__Task data__:
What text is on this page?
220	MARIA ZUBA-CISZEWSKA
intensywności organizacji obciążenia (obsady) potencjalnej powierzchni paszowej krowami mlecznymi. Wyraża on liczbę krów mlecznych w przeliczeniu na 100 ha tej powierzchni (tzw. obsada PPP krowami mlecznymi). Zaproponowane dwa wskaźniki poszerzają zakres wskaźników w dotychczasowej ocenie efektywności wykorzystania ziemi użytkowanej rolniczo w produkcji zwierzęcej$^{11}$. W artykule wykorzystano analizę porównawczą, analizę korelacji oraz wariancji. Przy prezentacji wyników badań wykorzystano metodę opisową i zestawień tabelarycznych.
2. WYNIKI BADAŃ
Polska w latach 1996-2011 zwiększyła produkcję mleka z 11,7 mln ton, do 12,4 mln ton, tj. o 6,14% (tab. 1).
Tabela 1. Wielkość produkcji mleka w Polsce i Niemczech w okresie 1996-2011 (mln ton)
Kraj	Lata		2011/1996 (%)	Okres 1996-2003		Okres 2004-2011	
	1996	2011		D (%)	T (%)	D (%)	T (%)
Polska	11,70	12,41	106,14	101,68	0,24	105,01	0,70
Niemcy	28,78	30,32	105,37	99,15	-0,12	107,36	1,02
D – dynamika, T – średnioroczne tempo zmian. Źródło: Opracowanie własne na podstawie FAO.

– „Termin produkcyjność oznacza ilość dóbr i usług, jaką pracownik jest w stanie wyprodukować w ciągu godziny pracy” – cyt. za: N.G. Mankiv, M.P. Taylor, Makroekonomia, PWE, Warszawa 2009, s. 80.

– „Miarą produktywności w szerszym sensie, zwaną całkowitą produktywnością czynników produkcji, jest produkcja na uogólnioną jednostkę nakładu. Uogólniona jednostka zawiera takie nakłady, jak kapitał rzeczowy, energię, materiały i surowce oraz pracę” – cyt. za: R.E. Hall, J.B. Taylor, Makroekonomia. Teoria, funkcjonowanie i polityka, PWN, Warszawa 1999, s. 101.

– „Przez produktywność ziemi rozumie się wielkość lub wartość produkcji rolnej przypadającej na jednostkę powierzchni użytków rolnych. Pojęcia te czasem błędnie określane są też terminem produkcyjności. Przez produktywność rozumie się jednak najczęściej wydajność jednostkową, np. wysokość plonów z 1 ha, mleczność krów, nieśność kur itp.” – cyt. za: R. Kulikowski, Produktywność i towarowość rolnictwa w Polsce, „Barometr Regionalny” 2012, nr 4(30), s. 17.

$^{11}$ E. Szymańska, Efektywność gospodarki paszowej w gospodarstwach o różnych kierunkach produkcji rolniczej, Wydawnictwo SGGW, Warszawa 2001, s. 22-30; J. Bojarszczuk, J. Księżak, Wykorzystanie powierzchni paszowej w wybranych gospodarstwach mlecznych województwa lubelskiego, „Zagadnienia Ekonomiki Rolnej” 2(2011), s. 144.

__Your instructions__:
Only a number is wanted: how many lines of the material include the word "krów".

__Final result__:
2